### AIM OF THE TASK
Pick out and copy every line below that has the word "symbol".

### RECORDS FOR THE TASK
(begin)

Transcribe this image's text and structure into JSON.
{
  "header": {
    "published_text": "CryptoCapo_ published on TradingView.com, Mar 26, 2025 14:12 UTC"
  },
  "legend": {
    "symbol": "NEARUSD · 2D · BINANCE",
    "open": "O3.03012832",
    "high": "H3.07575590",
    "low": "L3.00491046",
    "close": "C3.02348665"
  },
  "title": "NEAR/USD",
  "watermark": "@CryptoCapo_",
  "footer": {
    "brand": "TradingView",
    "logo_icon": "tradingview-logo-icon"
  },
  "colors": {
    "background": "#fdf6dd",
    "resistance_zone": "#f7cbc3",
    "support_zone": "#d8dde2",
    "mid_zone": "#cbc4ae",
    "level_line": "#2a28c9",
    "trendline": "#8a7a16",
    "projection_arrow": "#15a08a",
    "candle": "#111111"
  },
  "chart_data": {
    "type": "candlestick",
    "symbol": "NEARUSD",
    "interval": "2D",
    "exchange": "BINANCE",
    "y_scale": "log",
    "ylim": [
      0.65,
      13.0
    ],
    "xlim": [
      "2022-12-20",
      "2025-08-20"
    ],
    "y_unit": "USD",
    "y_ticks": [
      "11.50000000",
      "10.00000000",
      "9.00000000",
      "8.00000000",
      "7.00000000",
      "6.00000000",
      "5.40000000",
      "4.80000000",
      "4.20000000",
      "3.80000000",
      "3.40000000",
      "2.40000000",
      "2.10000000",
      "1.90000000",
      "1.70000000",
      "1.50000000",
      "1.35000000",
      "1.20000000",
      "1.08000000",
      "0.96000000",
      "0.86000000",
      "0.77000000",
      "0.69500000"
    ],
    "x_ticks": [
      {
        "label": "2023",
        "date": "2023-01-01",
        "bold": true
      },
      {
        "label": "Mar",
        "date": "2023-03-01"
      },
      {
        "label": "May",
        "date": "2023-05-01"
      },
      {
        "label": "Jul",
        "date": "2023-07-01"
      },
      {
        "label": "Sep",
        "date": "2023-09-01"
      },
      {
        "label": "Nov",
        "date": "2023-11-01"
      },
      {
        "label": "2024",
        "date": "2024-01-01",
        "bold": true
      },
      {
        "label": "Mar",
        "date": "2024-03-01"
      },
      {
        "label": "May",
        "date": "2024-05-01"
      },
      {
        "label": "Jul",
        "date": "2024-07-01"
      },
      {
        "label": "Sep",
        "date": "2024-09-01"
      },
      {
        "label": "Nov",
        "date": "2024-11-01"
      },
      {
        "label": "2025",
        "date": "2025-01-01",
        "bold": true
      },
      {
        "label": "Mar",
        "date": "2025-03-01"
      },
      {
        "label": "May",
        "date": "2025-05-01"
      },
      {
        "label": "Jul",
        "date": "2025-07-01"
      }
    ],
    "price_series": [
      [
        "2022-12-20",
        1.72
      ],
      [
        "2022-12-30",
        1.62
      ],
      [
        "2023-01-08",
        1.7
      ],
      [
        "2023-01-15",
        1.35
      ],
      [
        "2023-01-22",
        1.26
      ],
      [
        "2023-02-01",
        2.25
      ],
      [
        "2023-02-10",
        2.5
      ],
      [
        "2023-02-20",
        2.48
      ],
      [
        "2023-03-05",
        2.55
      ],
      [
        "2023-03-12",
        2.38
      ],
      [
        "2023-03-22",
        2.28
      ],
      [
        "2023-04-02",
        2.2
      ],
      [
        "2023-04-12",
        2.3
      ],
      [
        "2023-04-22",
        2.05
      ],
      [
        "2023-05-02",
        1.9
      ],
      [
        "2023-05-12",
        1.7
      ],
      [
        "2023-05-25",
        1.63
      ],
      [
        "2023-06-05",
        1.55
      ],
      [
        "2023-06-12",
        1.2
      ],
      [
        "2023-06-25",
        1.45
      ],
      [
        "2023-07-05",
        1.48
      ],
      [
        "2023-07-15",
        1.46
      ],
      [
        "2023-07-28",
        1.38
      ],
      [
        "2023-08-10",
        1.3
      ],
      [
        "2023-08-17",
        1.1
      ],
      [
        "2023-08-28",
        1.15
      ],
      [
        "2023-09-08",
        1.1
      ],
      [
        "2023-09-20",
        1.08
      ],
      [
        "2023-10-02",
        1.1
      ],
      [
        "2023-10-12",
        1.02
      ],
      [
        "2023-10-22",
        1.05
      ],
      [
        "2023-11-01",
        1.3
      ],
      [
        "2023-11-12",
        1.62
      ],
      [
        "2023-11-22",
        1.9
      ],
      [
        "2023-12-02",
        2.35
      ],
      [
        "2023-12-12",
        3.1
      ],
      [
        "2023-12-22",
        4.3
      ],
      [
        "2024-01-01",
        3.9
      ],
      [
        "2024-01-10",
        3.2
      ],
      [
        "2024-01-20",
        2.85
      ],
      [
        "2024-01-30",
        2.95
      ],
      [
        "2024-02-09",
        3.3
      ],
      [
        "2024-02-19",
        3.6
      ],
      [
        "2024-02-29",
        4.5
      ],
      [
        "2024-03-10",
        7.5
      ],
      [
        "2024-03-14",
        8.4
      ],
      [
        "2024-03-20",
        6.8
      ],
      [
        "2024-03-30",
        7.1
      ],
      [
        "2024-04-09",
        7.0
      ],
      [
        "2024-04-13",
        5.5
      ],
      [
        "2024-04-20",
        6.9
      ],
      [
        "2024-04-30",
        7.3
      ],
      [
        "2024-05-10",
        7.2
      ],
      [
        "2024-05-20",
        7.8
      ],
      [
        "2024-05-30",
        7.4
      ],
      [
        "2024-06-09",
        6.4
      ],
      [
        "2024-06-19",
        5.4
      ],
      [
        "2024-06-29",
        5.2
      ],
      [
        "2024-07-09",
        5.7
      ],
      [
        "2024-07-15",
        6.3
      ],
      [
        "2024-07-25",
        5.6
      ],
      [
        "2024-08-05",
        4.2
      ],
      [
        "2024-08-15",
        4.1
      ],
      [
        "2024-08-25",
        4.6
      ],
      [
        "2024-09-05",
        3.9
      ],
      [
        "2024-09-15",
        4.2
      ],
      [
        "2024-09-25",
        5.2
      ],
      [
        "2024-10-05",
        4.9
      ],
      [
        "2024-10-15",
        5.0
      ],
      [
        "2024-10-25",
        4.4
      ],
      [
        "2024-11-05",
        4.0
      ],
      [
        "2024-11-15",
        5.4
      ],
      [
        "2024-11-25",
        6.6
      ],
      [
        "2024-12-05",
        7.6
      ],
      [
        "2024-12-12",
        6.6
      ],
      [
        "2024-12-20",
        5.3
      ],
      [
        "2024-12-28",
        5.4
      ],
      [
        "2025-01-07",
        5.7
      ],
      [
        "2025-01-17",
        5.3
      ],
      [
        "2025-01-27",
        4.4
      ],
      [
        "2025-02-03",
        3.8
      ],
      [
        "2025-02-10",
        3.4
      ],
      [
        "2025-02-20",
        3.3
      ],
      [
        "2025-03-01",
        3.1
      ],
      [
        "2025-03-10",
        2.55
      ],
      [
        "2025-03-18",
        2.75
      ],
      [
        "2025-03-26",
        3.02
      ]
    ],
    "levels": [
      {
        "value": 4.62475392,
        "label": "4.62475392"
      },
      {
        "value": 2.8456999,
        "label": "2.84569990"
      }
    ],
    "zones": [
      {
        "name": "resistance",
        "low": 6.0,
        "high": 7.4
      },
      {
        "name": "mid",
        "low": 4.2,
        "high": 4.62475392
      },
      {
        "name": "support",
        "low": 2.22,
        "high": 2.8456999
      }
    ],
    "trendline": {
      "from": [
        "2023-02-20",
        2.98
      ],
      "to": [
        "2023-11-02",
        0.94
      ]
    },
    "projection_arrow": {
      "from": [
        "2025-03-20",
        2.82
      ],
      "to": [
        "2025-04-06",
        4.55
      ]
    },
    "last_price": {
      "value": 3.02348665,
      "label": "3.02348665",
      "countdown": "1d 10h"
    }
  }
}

(end)

### SOLUTION TO THIS EXERCISE
    "symbol": "NEARUSD · 2D · BINANCE",
    "symbol": "NEARUSD",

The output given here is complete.